● REQUIRED WORK
Copy every one of the records below verbatim, keeping each line unchanged and in the same order.
____ INFORMATION SHOWN
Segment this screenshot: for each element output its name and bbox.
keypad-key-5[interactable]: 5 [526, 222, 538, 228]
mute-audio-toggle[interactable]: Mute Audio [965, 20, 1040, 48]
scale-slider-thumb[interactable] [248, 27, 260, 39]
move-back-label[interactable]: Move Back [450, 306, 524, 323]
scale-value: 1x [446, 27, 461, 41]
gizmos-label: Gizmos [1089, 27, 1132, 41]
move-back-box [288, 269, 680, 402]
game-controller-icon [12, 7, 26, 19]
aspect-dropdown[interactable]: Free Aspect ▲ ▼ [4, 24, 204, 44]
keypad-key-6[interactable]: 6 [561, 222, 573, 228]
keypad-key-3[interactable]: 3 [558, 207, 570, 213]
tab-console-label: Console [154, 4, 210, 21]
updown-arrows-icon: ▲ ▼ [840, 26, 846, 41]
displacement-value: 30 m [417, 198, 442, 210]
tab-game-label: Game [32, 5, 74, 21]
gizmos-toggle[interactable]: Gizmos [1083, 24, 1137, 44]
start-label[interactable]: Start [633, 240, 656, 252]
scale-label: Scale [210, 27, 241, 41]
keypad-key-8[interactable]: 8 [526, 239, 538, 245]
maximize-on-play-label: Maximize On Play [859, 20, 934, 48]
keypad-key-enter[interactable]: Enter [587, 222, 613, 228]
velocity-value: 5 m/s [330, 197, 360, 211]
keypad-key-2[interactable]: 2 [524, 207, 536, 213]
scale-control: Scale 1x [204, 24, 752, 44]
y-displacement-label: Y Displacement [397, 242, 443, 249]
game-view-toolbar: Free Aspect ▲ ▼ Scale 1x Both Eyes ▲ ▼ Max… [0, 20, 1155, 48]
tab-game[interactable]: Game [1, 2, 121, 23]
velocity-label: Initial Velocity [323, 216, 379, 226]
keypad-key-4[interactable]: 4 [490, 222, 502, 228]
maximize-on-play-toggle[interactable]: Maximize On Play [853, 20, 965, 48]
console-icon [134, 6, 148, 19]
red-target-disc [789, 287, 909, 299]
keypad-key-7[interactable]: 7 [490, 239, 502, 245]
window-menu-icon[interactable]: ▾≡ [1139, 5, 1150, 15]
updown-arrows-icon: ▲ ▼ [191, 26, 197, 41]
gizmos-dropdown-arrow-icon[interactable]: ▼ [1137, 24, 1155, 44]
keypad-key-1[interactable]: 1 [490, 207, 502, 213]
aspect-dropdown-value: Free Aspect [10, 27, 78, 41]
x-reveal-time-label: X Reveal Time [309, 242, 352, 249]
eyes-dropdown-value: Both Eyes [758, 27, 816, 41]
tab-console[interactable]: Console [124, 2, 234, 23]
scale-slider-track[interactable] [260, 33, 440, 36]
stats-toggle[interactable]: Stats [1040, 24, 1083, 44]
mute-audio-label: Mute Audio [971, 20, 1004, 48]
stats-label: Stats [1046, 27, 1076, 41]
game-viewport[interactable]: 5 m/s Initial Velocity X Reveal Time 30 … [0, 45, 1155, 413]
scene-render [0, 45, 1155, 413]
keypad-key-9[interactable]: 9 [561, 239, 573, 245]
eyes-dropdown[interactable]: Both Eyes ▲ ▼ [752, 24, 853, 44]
________
● SOLUTION TO THE PROBLEM
Segment this screenshot: for each element output its name and bbox.
keypad-key-5[interactable]: 5 [526, 222, 538, 228]
mute-audio-toggle[interactable]: Mute Audio [965, 20, 1040, 48]
scale-slider-thumb[interactable] [248, 27, 260, 39]
move-back-label[interactable]: Move Back [450, 306, 524, 323]
scale-value: 1x [446, 27, 461, 41]
gizmos-label: Gizmos [1089, 27, 1132, 41]
move-back-box [288, 269, 680, 402]
game-controller-icon [12, 7, 26, 19]
aspect-dropdown[interactable]: Free Aspect ▲ ▼ [4, 24, 204, 44]
keypad-key-6[interactable]: 6 [561, 222, 573, 228]
keypad-key-3[interactable]: 3 [558, 207, 570, 213]
tab-console-label: Console [154, 4, 210, 21]
updown-arrows-icon: ▲ ▼ [840, 26, 846, 41]
displacement-value: 30 m [417, 198, 442, 210]
tab-game-label: Game [32, 5, 74, 21]
gizmos-toggle[interactable]: Gizmos [1083, 24, 1137, 44]
start-label[interactable]: Start [633, 240, 656, 252]
scale-label: Scale [210, 27, 241, 41]
keypad-key-8[interactable]: 8 [526, 239, 538, 245]
maximize-on-play-label: Maximize On Play [859, 20, 934, 48]
keypad-key-enter[interactable]: Enter [587, 222, 613, 228]
velocity-value: 5 m/s [330, 197, 360, 211]
keypad-key-2[interactable]: 2 [524, 207, 536, 213]
scale-control: Scale 1x [204, 24, 752, 44]
y-displacement-label: Y Displacement [397, 242, 443, 249]
game-view-toolbar: Free Aspect ▲ ▼ Scale 1x Both Eyes ▲ ▼ Max… [0, 20, 1155, 48]
tab-game[interactable]: Game [1, 2, 121, 23]
velocity-label: Initial Velocity [323, 216, 379, 226]
keypad-key-4[interactable]: 4 [490, 222, 502, 228]
maximize-on-play-toggle[interactable]: Maximize On Play [853, 20, 965, 48]
console-icon [134, 6, 148, 19]
red-target-disc [789, 287, 909, 299]
keypad-key-7[interactable]: 7 [490, 239, 502, 245]
window-menu-icon[interactable]: ▾≡ [1139, 5, 1150, 15]
updown-arrows-icon: ▲ ▼ [191, 26, 197, 41]
gizmos-dropdown-arrow-icon[interactable]: ▼ [1137, 24, 1155, 44]
keypad-key-1[interactable]: 1 [490, 207, 502, 213]
aspect-dropdown-value: Free Aspect [10, 27, 78, 41]
x-reveal-time-label: X Reveal Time [309, 242, 352, 249]
eyes-dropdown-value: Both Eyes [758, 27, 816, 41]
tab-console[interactable]: Console [124, 2, 234, 23]
scale-slider-track[interactable] [260, 33, 440, 36]
stats-toggle[interactable]: Stats [1040, 24, 1083, 44]
mute-audio-label: Mute Audio [971, 20, 1004, 48]
stats-label: Stats [1046, 27, 1076, 41]
game-viewport[interactable]: 5 m/s Initial Velocity X Reveal Time 30 … [0, 45, 1155, 413]
scene-render [0, 45, 1155, 413]
keypad-key-9[interactable]: 9 [561, 239, 573, 245]
eyes-dropdown[interactable]: Both Eyes ▲ ▼ [752, 24, 853, 44]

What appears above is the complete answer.